[Records from a data collection]
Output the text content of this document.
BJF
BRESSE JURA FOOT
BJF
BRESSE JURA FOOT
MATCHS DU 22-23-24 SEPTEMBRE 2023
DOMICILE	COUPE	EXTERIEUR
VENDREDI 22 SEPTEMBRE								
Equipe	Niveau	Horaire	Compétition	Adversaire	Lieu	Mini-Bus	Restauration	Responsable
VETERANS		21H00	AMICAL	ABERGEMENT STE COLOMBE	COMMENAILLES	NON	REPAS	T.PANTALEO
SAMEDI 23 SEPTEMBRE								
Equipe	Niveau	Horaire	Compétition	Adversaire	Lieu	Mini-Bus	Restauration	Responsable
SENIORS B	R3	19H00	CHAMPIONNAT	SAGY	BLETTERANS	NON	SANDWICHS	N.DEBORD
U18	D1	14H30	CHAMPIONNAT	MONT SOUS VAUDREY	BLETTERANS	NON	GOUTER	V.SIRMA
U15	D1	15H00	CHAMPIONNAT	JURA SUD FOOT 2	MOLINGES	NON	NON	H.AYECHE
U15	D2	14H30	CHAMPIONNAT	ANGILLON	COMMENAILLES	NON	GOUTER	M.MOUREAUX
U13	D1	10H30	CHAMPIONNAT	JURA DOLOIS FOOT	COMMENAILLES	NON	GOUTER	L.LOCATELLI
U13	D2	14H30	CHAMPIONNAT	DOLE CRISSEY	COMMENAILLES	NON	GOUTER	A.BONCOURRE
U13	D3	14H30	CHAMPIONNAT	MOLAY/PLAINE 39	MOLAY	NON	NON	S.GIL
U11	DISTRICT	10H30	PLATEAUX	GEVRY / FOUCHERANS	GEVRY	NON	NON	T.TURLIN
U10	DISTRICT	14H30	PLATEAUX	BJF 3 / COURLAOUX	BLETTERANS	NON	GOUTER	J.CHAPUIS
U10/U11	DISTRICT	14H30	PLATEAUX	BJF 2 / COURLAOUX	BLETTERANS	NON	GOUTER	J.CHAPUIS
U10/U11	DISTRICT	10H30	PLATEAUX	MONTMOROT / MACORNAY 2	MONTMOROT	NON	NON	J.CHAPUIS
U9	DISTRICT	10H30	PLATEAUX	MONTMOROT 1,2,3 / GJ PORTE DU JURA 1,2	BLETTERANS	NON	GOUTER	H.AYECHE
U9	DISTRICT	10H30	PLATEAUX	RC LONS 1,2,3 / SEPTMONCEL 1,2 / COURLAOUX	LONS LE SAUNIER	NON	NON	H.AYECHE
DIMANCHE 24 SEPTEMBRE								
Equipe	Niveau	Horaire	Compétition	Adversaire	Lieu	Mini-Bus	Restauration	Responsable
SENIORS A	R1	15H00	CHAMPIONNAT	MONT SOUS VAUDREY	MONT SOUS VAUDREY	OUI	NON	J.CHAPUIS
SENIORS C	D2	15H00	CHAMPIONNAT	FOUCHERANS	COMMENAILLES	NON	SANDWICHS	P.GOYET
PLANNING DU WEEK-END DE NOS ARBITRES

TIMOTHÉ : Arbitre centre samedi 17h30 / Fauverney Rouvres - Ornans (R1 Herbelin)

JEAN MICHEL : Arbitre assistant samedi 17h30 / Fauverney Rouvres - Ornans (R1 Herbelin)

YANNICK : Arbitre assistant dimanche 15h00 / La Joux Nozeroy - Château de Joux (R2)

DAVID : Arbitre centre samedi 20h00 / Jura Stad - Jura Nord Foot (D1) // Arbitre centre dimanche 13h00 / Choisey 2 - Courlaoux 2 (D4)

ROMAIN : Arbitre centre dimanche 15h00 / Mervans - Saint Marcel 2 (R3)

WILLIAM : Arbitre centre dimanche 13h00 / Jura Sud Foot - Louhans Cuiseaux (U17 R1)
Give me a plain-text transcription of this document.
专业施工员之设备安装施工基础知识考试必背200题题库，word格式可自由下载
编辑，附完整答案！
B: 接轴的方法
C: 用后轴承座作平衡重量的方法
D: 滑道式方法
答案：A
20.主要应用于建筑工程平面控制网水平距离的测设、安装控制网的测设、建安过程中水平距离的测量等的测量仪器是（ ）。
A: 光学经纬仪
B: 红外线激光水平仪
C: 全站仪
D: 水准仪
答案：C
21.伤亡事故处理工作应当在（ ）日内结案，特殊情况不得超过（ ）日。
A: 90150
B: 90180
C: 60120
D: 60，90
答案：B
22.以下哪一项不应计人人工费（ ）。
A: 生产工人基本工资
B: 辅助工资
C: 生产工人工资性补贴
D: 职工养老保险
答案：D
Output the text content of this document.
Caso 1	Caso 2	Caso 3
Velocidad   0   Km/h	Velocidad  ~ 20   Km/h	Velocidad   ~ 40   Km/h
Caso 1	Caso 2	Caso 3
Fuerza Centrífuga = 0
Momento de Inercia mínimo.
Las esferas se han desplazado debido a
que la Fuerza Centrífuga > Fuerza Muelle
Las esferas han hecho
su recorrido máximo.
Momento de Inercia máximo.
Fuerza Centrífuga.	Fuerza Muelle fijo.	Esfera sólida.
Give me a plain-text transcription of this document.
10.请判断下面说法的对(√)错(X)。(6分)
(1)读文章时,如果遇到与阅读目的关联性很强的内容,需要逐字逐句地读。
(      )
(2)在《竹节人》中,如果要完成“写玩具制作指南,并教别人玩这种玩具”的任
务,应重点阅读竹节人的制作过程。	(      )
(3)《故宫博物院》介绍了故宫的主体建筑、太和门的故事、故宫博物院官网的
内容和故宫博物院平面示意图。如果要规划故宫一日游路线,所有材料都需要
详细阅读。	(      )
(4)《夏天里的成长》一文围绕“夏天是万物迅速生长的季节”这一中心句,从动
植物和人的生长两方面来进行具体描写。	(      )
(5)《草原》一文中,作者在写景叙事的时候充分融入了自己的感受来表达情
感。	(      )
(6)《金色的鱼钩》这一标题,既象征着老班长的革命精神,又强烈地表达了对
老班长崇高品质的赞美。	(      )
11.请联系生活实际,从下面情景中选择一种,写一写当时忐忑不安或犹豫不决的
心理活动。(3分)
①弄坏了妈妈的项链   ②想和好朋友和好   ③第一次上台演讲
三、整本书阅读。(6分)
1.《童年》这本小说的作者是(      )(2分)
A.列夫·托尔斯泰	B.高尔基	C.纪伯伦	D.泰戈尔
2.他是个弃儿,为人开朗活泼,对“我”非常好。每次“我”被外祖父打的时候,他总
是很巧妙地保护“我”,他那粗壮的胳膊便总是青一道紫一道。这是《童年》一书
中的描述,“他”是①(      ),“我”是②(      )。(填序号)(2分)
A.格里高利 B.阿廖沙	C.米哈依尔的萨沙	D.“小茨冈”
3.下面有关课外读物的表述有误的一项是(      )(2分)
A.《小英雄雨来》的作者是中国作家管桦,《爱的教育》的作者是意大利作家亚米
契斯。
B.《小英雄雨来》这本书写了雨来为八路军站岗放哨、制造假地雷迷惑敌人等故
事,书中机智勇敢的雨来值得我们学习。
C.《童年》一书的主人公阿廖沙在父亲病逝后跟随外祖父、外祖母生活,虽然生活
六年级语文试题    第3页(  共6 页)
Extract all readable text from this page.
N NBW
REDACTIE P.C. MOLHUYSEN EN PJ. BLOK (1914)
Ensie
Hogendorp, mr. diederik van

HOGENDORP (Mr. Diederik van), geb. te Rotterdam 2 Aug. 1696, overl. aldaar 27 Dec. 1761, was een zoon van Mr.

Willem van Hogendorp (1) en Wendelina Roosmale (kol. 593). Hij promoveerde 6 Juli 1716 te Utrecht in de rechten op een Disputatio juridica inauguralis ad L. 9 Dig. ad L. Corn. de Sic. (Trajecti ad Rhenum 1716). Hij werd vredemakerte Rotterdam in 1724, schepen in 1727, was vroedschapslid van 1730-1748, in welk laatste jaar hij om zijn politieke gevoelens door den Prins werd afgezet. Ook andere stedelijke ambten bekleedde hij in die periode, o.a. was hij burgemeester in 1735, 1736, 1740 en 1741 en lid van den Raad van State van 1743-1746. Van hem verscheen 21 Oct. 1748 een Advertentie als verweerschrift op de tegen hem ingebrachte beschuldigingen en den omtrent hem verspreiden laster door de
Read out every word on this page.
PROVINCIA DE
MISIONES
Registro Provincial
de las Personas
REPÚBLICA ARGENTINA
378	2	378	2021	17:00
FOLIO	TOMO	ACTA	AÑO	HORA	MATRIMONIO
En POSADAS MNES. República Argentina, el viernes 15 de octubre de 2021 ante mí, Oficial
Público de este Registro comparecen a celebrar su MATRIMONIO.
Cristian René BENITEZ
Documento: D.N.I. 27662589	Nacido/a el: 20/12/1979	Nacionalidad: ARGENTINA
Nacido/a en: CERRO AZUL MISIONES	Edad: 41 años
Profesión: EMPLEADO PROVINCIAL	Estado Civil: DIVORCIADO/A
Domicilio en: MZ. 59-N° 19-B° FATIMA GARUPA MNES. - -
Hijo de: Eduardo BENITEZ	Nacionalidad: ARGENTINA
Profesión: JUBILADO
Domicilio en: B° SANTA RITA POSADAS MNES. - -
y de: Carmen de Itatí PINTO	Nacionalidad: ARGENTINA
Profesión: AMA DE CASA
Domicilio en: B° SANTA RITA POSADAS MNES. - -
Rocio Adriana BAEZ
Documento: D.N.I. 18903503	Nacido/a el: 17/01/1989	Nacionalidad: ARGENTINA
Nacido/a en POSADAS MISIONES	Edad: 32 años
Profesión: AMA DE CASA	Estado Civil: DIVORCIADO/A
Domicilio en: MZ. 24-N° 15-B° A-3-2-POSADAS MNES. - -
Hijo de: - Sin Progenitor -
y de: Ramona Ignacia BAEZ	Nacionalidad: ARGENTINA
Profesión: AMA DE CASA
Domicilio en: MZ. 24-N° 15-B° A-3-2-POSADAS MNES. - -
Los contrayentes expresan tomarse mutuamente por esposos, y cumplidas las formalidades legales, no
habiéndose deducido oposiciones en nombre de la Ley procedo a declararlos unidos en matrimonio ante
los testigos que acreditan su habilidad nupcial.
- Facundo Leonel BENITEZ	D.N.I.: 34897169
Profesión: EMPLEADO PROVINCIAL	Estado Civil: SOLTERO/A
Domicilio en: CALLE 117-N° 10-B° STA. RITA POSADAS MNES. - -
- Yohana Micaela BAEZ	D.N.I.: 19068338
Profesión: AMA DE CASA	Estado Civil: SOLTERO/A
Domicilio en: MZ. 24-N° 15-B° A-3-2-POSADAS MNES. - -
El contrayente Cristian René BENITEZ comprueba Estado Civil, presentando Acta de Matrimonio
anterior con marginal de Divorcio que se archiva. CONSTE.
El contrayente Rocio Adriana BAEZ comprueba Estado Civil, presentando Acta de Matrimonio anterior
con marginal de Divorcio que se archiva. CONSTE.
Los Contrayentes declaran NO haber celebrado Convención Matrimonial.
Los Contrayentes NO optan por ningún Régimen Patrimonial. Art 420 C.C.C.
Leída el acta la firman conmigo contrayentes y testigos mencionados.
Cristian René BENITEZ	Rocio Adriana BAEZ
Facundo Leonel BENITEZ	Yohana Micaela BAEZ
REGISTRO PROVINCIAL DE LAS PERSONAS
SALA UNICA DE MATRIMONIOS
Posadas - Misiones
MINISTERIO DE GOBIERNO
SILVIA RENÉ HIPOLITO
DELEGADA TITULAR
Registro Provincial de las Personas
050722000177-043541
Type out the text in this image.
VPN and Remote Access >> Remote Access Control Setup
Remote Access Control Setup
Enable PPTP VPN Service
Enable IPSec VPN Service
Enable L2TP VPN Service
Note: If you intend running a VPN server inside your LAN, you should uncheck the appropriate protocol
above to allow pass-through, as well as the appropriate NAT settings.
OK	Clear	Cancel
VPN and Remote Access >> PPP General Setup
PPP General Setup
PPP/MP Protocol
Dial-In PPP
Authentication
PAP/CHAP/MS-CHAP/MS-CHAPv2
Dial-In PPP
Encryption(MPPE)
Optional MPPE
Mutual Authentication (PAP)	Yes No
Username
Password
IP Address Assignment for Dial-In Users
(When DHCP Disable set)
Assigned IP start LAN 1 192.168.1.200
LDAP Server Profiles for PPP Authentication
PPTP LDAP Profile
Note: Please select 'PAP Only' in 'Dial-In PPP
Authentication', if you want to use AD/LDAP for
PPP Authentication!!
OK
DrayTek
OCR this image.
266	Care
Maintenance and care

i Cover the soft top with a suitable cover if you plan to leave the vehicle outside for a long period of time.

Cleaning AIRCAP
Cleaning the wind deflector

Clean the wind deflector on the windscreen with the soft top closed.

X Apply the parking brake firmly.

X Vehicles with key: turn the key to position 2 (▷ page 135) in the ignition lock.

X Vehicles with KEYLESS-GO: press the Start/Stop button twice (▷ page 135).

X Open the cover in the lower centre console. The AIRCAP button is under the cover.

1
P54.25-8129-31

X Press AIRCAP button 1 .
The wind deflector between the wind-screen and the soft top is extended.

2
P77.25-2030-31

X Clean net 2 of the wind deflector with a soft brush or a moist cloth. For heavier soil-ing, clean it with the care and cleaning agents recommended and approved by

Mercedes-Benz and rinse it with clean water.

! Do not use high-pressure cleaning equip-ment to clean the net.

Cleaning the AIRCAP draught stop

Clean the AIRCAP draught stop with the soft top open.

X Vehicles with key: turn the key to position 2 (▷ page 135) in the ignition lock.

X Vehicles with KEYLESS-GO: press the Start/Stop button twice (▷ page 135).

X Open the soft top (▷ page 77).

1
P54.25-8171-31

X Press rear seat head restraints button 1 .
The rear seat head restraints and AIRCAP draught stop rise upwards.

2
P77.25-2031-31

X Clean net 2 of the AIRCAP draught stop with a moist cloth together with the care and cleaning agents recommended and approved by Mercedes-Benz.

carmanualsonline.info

Instruction:
Select from the material above each line in which the string "with" appears, and list those lines.

Expected answer:
i Cover the soft top with a suitable cover if you plan to leave the vehicle outside for a long period of time.
Clean the wind deflector on the windscreen with the soft top closed.
X Vehicles with key: turn the key to position 2 (▷ page 135) in the ignition lock.
X Vehicles with KEYLESS-GO: press the Start/Stop button twice (▷ page 135).
X Clean net 2 of the wind deflector with a soft brush or a moist cloth. For heavier soil-ing, clean it with the care and cleaning agents recommended and approved by
Mercedes-Benz and rinse it with clean water.
Clean the AIRCAP draught stop with the soft top open.
X Vehicles with key: turn the key to position 2 (▷ page 135) in the ignition lock.
X Vehicles with KEYLESS-GO: press the Start/Stop button twice (▷ page 135).
X Clean net 2 of the AIRCAP draught stop with a moist cloth together with the care and cleaning agents recommended and approved by Mercedes-Benz.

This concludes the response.